:: OBJECTIVE ::
Look through the lines below and extract any with the word "text".

:: DATA EXTRACT ::
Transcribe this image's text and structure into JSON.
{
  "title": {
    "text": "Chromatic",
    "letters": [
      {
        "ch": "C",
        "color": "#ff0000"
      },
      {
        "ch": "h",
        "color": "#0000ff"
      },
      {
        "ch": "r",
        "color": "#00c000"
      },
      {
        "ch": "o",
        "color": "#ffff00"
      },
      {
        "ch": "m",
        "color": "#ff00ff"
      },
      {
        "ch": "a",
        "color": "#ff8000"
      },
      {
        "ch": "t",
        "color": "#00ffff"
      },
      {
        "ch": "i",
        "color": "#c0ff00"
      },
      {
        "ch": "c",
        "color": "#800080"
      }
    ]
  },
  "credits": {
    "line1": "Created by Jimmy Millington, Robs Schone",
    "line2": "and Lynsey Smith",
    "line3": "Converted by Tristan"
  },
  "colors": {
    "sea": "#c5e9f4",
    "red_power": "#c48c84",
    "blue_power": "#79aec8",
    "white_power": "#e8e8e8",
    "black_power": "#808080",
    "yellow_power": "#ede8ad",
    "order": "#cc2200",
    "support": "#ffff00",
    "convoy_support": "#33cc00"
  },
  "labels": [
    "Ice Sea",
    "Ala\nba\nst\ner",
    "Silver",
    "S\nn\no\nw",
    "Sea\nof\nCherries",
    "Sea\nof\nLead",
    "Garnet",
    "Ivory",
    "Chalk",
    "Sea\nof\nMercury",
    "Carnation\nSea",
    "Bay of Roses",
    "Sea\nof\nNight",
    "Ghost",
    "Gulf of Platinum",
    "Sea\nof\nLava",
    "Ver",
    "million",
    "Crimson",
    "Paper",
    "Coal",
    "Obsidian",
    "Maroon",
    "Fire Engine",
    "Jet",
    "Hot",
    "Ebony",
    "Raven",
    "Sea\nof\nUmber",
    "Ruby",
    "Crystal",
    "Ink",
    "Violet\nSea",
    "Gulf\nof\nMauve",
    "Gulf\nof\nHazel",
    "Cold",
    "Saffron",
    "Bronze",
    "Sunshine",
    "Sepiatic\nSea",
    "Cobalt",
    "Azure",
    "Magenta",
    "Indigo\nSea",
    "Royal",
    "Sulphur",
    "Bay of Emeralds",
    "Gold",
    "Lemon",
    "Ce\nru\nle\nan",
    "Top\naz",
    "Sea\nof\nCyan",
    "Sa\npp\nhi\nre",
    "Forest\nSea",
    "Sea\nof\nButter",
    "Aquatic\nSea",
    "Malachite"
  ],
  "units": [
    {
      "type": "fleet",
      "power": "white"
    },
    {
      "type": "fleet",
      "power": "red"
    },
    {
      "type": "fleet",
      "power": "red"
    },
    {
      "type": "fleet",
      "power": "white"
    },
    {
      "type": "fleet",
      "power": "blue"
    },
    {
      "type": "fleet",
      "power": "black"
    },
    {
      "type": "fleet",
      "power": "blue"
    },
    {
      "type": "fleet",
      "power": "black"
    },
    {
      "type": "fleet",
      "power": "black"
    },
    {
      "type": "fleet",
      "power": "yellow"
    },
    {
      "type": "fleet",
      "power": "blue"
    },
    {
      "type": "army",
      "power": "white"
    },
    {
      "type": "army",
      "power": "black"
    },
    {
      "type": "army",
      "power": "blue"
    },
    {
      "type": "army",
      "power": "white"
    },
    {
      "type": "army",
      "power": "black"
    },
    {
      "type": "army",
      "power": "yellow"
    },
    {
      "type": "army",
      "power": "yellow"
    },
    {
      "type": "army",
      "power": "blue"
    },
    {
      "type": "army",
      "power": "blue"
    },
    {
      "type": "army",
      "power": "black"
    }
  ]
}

:: ANSWER TO THE EXERCISE ::
Transcribe this image's text and structure into JSON.
    "text": "Chromatic",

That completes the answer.